# Start of Dataset extract
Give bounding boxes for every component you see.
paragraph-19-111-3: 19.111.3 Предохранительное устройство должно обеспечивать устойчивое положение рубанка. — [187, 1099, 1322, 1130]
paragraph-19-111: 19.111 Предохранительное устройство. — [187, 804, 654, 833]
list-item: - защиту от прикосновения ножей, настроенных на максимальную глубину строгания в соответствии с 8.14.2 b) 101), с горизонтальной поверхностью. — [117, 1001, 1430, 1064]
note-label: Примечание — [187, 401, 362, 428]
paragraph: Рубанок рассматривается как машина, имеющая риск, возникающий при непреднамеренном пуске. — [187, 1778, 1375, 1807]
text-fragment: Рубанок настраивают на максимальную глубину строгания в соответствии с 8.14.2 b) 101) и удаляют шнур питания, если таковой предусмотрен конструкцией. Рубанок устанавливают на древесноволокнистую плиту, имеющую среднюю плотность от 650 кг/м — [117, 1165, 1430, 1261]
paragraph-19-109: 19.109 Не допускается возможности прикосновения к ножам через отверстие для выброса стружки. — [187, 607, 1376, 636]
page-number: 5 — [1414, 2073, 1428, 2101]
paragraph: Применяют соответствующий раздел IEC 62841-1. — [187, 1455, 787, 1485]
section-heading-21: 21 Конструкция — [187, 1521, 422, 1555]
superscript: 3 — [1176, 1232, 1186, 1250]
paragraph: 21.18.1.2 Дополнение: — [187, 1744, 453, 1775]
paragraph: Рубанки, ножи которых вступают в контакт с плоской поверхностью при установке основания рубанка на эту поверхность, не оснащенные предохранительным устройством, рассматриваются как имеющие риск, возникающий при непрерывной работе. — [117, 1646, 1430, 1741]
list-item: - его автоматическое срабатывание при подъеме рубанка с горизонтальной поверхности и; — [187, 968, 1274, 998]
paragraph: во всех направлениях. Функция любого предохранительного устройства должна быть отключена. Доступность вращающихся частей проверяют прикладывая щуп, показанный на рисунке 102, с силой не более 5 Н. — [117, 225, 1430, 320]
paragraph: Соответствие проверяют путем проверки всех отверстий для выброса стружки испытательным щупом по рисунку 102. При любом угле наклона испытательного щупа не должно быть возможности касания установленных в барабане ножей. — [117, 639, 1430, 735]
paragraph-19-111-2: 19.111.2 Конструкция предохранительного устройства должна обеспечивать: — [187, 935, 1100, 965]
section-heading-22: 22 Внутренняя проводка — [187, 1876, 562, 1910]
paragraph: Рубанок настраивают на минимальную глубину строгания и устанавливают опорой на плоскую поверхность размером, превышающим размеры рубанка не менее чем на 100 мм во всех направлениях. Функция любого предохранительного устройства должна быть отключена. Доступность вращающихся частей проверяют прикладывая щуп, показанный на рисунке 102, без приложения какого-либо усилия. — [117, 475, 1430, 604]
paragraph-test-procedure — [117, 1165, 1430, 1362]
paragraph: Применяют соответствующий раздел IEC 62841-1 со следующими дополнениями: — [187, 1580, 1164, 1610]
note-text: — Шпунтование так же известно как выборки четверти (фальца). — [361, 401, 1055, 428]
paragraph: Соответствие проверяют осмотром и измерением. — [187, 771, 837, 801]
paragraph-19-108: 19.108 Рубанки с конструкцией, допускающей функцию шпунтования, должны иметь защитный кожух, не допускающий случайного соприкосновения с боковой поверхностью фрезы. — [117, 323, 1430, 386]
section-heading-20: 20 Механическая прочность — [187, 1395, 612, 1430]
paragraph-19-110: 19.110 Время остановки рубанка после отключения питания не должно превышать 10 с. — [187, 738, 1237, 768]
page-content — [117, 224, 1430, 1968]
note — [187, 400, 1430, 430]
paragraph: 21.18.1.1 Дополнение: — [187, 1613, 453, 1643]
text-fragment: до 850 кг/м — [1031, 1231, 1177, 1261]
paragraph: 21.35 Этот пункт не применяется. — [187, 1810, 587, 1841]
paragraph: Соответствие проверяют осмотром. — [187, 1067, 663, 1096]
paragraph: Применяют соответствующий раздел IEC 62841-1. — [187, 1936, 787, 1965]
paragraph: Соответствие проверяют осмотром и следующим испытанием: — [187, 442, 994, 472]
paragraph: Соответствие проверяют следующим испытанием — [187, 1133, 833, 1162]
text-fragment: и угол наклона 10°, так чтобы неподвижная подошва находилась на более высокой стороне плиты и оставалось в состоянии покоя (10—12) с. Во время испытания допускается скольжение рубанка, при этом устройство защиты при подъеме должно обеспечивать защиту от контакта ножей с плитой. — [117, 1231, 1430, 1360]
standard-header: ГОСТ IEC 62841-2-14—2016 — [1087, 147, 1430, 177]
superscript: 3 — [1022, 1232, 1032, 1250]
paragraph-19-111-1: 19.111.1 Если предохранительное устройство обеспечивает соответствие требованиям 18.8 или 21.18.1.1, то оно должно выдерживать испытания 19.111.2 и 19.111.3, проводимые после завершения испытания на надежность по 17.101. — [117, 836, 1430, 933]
# End of Dataset extract
• **The problem**: Convert every line of the listing above into a JSON list of strings, one string per line, and leave out any blank lines.

• **The answer**:
[
  "Give bounding boxes for every component you see.",
  "paragraph-19-111-3: 19.111.3 Предохранительное устройство должно обеспечивать устойчивое положение рубанка. — [187, 1099, 1322, 1130]",
  "paragraph-19-111: 19.111 Предохранительное устройство. — [187, 804, 654, 833]",
  "list-item: - защиту от прикосновения ножей, настроенных на максимальную глубину строгания в соответствии с 8.14.2 b) 101), с горизонтальной поверхностью. — [117, 1001, 1430, 1064]",
  "note-label: Примечание — [187, 401, 362, 428]",
  "paragraph: Рубанок рассматривается как машина, имеющая риск, возникающий при непреднамеренном пуске. — [187, 1778, 1375, 1807]",
  "text-fragment: Рубанок настраивают на максимальную глубину строгания в соответствии с 8.14.2 b) 101) и удаляют шнур питания, если таковой предусмотрен конструкцией. Рубанок устанавливают на древесноволокнистую плиту, имеющую среднюю плотность от 650 кг/м — [117, 1165, 1430, 1261]",
  "paragraph-19-109: 19.109 Не допускается возможности прикосновения к ножам через отверстие для выброса стружки. — [187, 607, 1376, 636]",
  "page-number: 5 — [1414, 2073, 1428, 2101]",
  "paragraph: Применяют соответствующий раздел IEC 62841-1. — [187, 1455, 787, 1485]",
  "section-heading-21: 21 Конструкция — [187, 1521, 422, 1555]",
  "superscript: 3 — [1176, 1232, 1186, 1250]",
  "paragraph: 21.18.1.2 Дополнение: — [187, 1744, 453, 1775]",
  "paragraph: Рубанки, ножи которых вступают в контакт с плоской поверхностью при установке основания рубанка на эту поверхность, не оснащенные предохранительным устройством, рассматриваются как имеющие риск, возникающий при непрерывной работе. — [117, 1646, 1430, 1741]",
  "list-item: - его автоматическое срабатывание при подъеме рубанка с горизонтальной поверхности и; — [187, 968, 1274, 998]",
  "paragraph: во всех направлениях. Функция любого предохранительного устройства должна быть отключена. Доступность вращающихся частей проверяют прикладывая щуп, показанный на рисунке 102, с силой не более 5 Н. — [117, 225, 1430, 320]",
  "paragraph: Соответствие проверяют путем проверки всех отверстий для выброса стружки испытательным щупом по рисунку 102. При любом угле наклона испытательного щупа не должно быть возможности касания установленных в барабане ножей. — [117, 639, 1430, 735]",
  "paragraph-19-111-2: 19.111.2 Конструкция предохранительного устройства должна обеспечивать: — [187, 935, 1100, 965]",
  "section-heading-22: 22 Внутренняя проводка — [187, 1876, 562, 1910]",
  "paragraph: Рубанок настраивают на минимальную глубину строгания и устанавливают опорой на плоскую поверхность размером, превышающим размеры рубанка не менее чем на 100 мм во всех направлениях. Функция любого предохранительного устройства должна быть отключена. Доступность вращающихся частей проверяют прикладывая щуп, показанный на рисунке 102, без приложения какого-либо усилия. — [117, 475, 1430, 604]",
  "paragraph-test-procedure — [117, 1165, 1430, 1362]",
  "paragraph: Применяют соответствующий раздел IEC 62841-1 со следующими дополнениями: — [187, 1580, 1164, 1610]",
  "note-text: — Шпунтование так же известно как выборки четверти (фальца). — [361, 401, 1055, 428]",
  "paragraph: Соответствие проверяют осмотром и измерением. — [187, 771, 837, 801]",
  "paragraph-19-108: 19.108 Рубанки с конструкцией, допускающей функцию шпунтования, должны иметь защитный кожух, не допускающий случайного соприкосновения с боковой поверхностью фрезы. — [117, 323, 1430, 386]",
  "section-heading-20: 20 Механическая прочность — [187, 1395, 612, 1430]",
  "paragraph-19-110: 19.110 Время остановки рубанка после отключения питания не должно превышать 10 с. — [187, 738, 1237, 768]",
  "page-content — [117, 224, 1430, 1968]",
  "note — [187, 400, 1430, 430]",
  "paragraph: 21.18.1.1 Дополнение: — [187, 1613, 453, 1643]",
  "text-fragment: до 850 кг/м — [1031, 1231, 1177, 1261]",
  "paragraph: 21.35 Этот пункт не применяется. — [187, 1810, 587, 1841]",
  "paragraph: Соответствие проверяют осмотром. — [187, 1067, 663, 1096]",
  "paragraph: Применяют соответствующий раздел IEC 62841-1. — [187, 1936, 787, 1965]",
  "paragraph: Соответствие проверяют осмотром и следующим испытанием: — [187, 442, 994, 472]",
  "paragraph: Соответствие проверяют следующим испытанием — [187, 1133, 833, 1162]",
  "text-fragment: и угол наклона 10°, так чтобы неподвижная подошва находилась на более высокой стороне плиты и оставалось в состоянии покоя (10—12) с. Во время испытания допускается скольжение рубанка, при этом устройство защиты при подъеме должно обеспечивать защиту от контакта ножей с плитой. — [117, 1231, 1430, 1360]",
  "standard-header: ГОСТ IEC 62841-2-14—2016 — [1087, 147, 1430, 177]",
  "superscript: 3 — [1022, 1232, 1032, 1250]",
  "paragraph-19-111-1: 19.111.1 Если предохранительное устройство обеспечивает соответствие требованиям 18.8 или 21.18.1.1, то оно должно выдерживать испытания 19.111.2 и 19.111.3, проводимые после завершения испытания на надежность по 17.101. — [117, 836, 1430, 933]"
]